Data for this task:
▬▬▬▬▬▬▬▬▬▬

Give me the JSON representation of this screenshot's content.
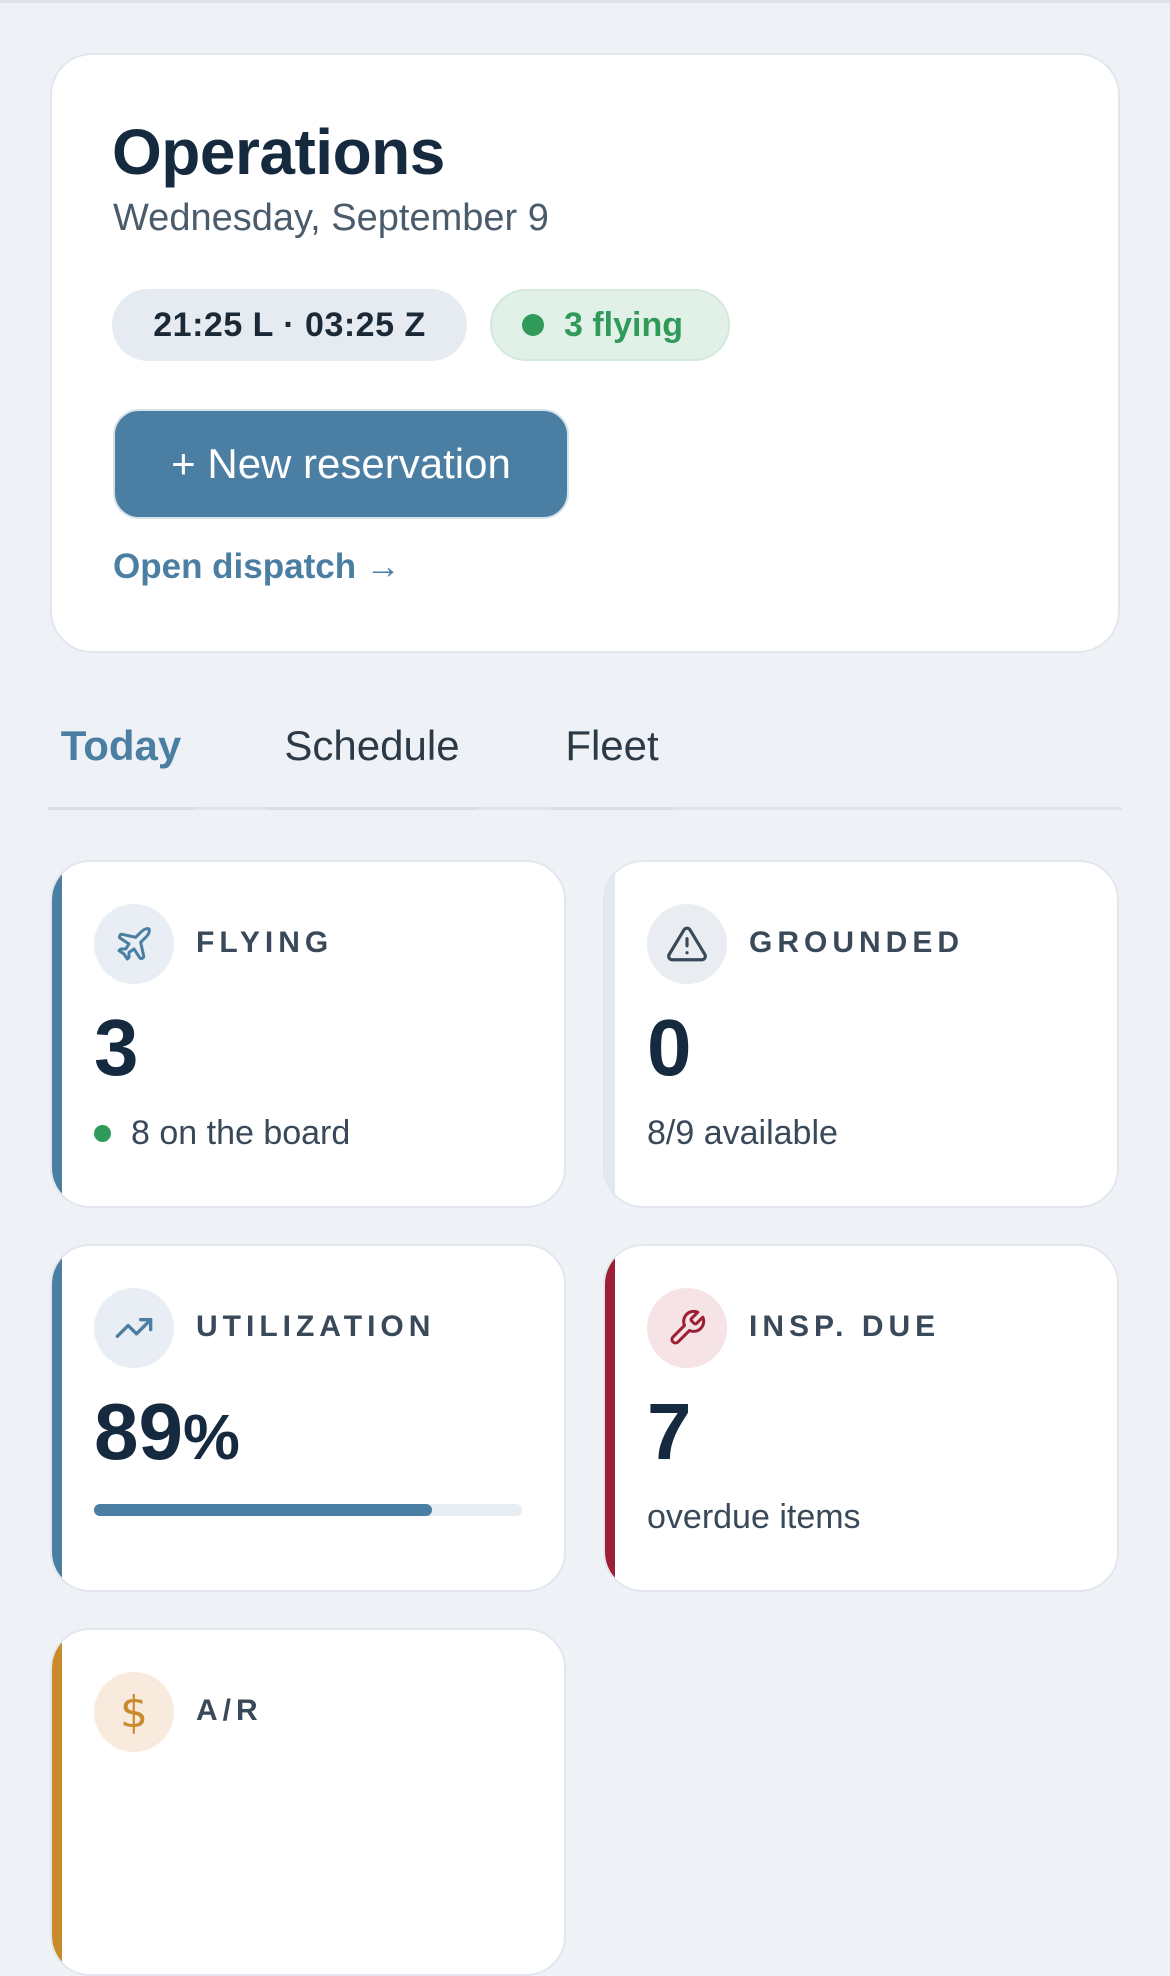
{
  "header": {
    "title": "Operations",
    "date": "Wednesday, September 9",
    "time_pill": "21:25 L · 03:25 Z",
    "flying_pill": "3 flying",
    "new_reservation": "+ New reservation",
    "open_dispatch": "Open dispatch →"
  },
  "tabs": [
    {
      "label": "Today",
      "active": true
    },
    {
      "label": "Schedule",
      "active": false
    },
    {
      "label": "Fleet",
      "active": false
    }
  ],
  "stats": {
    "flying": {
      "label": "FLYING",
      "value": "3",
      "sub": "8 on the board",
      "icon": "plane-icon",
      "accent": "#4a7ea2"
    },
    "grounded": {
      "label": "GROUNDED",
      "value": "0",
      "sub": "8/9 available",
      "icon": "warning-icon",
      "accent": "#e4e9ee"
    },
    "utilization": {
      "label": "UTILIZATION",
      "value": "89",
      "unit": "%",
      "progress": 0.79,
      "icon": "trending-up-icon",
      "accent": "#4a7ea2"
    },
    "insp_due": {
      "label": "INSP. DUE",
      "value": "7",
      "sub": "overdue items",
      "icon": "wrench-icon",
      "accent": "#9c1f35"
    },
    "ar": {
      "label": "A/R",
      "icon": "dollar-icon",
      "accent": "#c98a2c"
    }
  },
  "colors": {
    "brand": "#4a7ea2",
    "success": "#2f9a59",
    "danger": "#9c1f35",
    "warning": "#c98a2c"
  }
}
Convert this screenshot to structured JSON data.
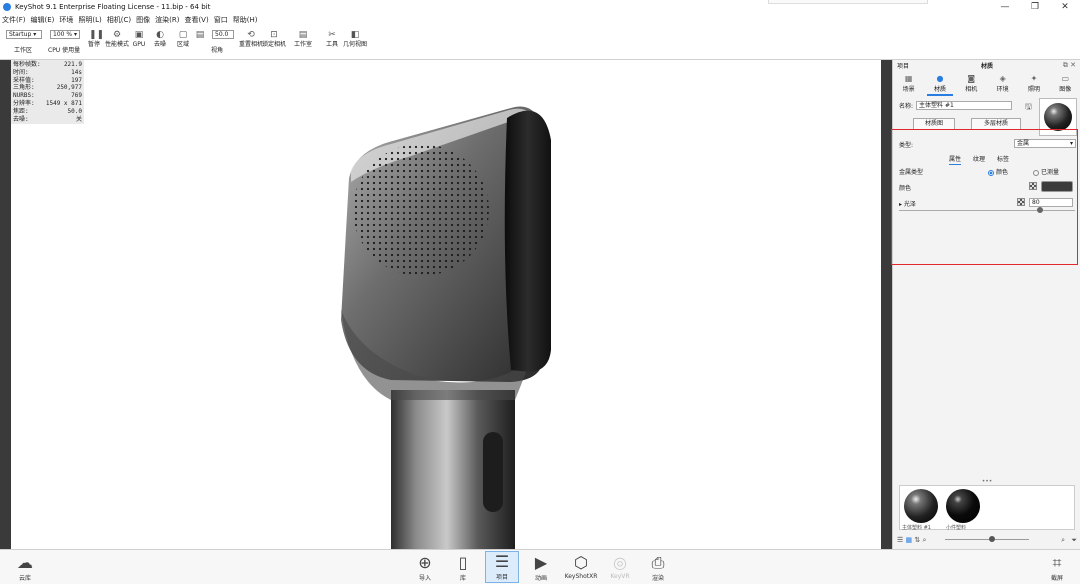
{
  "window": {
    "title": "KeyShot 9.1 Enterprise Floating License - 11.bip - 64 bit",
    "controls": [
      "—",
      "❐",
      "✕"
    ]
  },
  "menu": [
    "文件(F)",
    "编辑(E)",
    "环境",
    "照明(L)",
    "相机(C)",
    "图像",
    "渲染(R)",
    "查看(V)",
    "窗口",
    "帮助(H)"
  ],
  "toolbar": {
    "mode_select": "Startup",
    "zoom_select": "100 %",
    "workspace_label": "工作区",
    "cpu_label": "CPU 使用量",
    "pause_label": "暂停",
    "perf_label": "性能模式",
    "gpu_label": "GPU",
    "denoise_label": "去噪",
    "region_label": "区域",
    "fov_value": "50.0",
    "view_label": "视角",
    "reset_label": "重置相机",
    "lock_label": "锁定相机",
    "studio_label": "工作室",
    "tools_label": "工具",
    "geometry_label": "几何视图"
  },
  "stats": [
    {
      "k": "每秒帧数:",
      "v": "221.9"
    },
    {
      "k": "时间:",
      "v": "14s"
    },
    {
      "k": "采样值:",
      "v": "197"
    },
    {
      "k": "三角形:",
      "v": "250,977"
    },
    {
      "k": "NURBS:",
      "v": "769"
    },
    {
      "k": "分辨率:",
      "v": "1549 x 871"
    },
    {
      "k": "焦距:",
      "v": "50.0"
    },
    {
      "k": "去噪:",
      "v": "关"
    }
  ],
  "panel": {
    "header_left": "项目",
    "header_title": "材质",
    "header_controls": "⧉ ✕",
    "tabs": [
      {
        "label": "场景",
        "icon": "scene-icon",
        "glyph": "▦"
      },
      {
        "label": "材质",
        "icon": "material-icon",
        "glyph": "●"
      },
      {
        "label": "相机",
        "icon": "camera-icon",
        "glyph": "◙"
      },
      {
        "label": "环境",
        "icon": "environment-icon",
        "glyph": "◈"
      },
      {
        "label": "照明",
        "icon": "lighting-icon",
        "glyph": "✦"
      },
      {
        "label": "图像",
        "icon": "image-icon",
        "glyph": "▭"
      }
    ],
    "name_label": "名称:",
    "name_value": "主体塑料 #1",
    "material_graph_label": "材质图",
    "multi_layer_label": "多层材质",
    "type_label": "类型:",
    "type_value": "金属",
    "subtabs": [
      "属性",
      "纹理",
      "标签"
    ],
    "metal_type_label": "金属类型",
    "radio_color": "颜色",
    "radio_measured": "已测量",
    "color_label": "颜色",
    "accent_color": "#3c3c3c",
    "gloss_label": "光泽",
    "gloss_value": "80",
    "gloss_level": 0.8,
    "lib_captions": [
      "主体塑料 #1",
      "小件塑料"
    ]
  },
  "bottombar": [
    {
      "label": "云库",
      "icon": "cloud-icon",
      "glyph": "☁"
    },
    {
      "label": "导入",
      "icon": "import-icon",
      "glyph": "⊕"
    },
    {
      "label": "库",
      "icon": "library-icon",
      "glyph": "▯"
    },
    {
      "label": "项目",
      "icon": "project-icon",
      "glyph": "☰"
    },
    {
      "label": "动画",
      "icon": "animation-icon",
      "glyph": "▶"
    },
    {
      "label": "KeyShotXR",
      "icon": "keyshotxr-icon",
      "glyph": "⬡"
    },
    {
      "label": "KeyVR",
      "icon": "keyvr-icon",
      "glyph": "◎"
    },
    {
      "label": "渲染",
      "icon": "render-icon",
      "glyph": "⎙"
    },
    {
      "label": "截屏",
      "icon": "screenshot-icon",
      "glyph": "⌗"
    }
  ]
}
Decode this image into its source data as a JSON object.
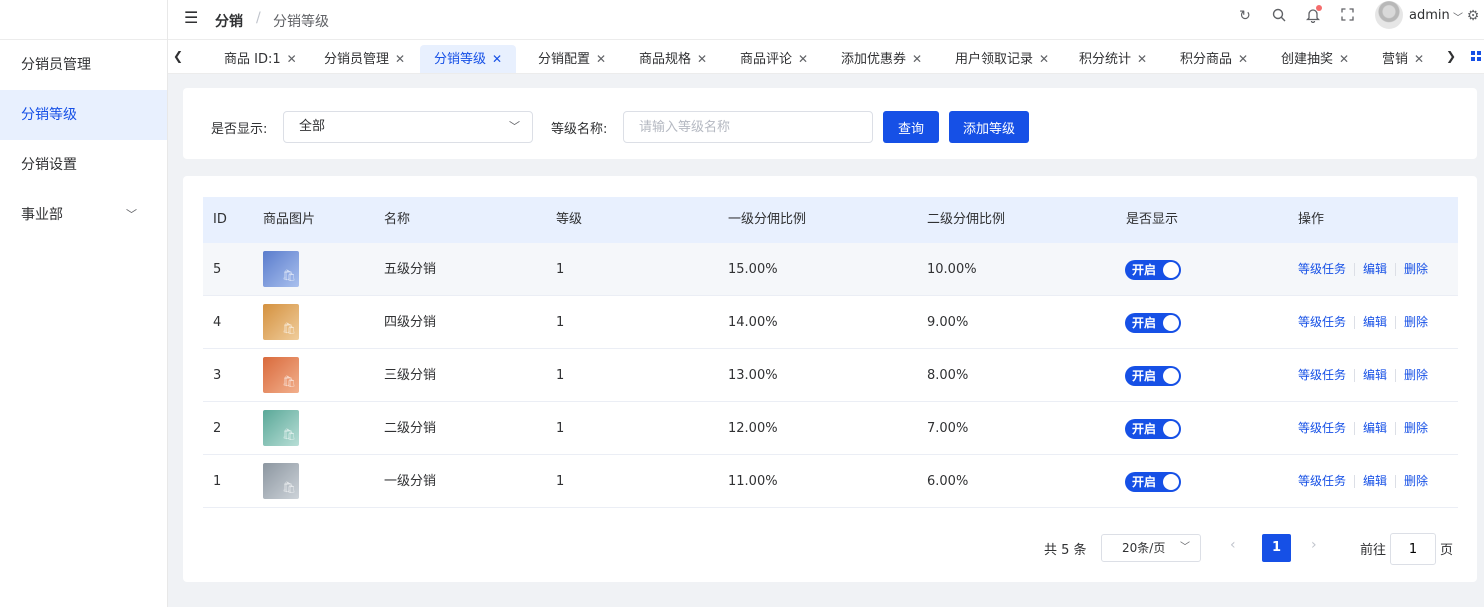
{
  "sidebar": {
    "items": [
      {
        "label": "分销员管理",
        "active": false
      },
      {
        "label": "分销等级",
        "active": true
      },
      {
        "label": "分销设置",
        "active": false
      },
      {
        "label": "事业部",
        "active": false,
        "has_children": true
      }
    ]
  },
  "header": {
    "breadcrumb_main": "分销",
    "breadcrumb_sep": "/",
    "breadcrumb_sub": "分销等级",
    "user_name": "admin",
    "icons": [
      "refresh-icon",
      "search-icon",
      "bell-icon",
      "fullscreen-icon",
      "settings-icon"
    ]
  },
  "tabs": [
    {
      "label": "商品 ID:1",
      "active": false
    },
    {
      "label": "分销员管理",
      "active": false
    },
    {
      "label": "分销等级",
      "active": true
    },
    {
      "label": "分销配置",
      "active": false
    },
    {
      "label": "商品规格",
      "active": false
    },
    {
      "label": "商品评论",
      "active": false
    },
    {
      "label": "添加优惠券",
      "active": false
    },
    {
      "label": "用户领取记录",
      "active": false
    },
    {
      "label": "积分统计",
      "active": false
    },
    {
      "label": "积分商品",
      "active": false
    },
    {
      "label": "创建抽奖",
      "active": false
    },
    {
      "label": "营销",
      "active": false
    }
  ],
  "filter": {
    "show_label": "是否显示:",
    "show_value": "全部",
    "name_label": "等级名称:",
    "name_placeholder": "请输入等级名称",
    "query_button": "查询",
    "add_button": "添加等级"
  },
  "table": {
    "headers": [
      "ID",
      "商品图片",
      "名称",
      "等级",
      "一级分佣比例",
      "二级分佣比例",
      "是否显示",
      "操作"
    ],
    "rows": [
      {
        "id": "5",
        "name": "五级分销",
        "level": "1",
        "rate1": "15.00%",
        "rate2": "10.00%",
        "switch_label": "开启",
        "thumb_color": "#6f8fd8"
      },
      {
        "id": "4",
        "name": "四级分销",
        "level": "1",
        "rate1": "14.00%",
        "rate2": "9.00%",
        "switch_label": "开启",
        "thumb_color": "#d99a4e"
      },
      {
        "id": "3",
        "name": "三级分销",
        "level": "1",
        "rate1": "13.00%",
        "rate2": "8.00%",
        "switch_label": "开启",
        "thumb_color": "#de7a4f"
      },
      {
        "id": "2",
        "name": "二级分销",
        "level": "1",
        "rate1": "12.00%",
        "rate2": "7.00%",
        "switch_label": "开启",
        "thumb_color": "#6bb5a8"
      },
      {
        "id": "1",
        "name": "一级分销",
        "level": "1",
        "rate1": "11.00%",
        "rate2": "6.00%",
        "switch_label": "开启",
        "thumb_color": "#9aa4ae"
      }
    ],
    "actions": {
      "task": "等级任务",
      "edit": "编辑",
      "delete": "删除"
    }
  },
  "pagination": {
    "total": "共 5 条",
    "page_size": "20条/页",
    "current_page": "1",
    "goto_label": "前往",
    "goto_value": "1",
    "page_suffix": "页"
  }
}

▬▬▬▬▬▬▬▬▬▬

Work to do:
Show the lines of the data that hold the word "image".

Answer to the problem:
        "icon": "image-icon",
Decode this image into its source data as a JSON object.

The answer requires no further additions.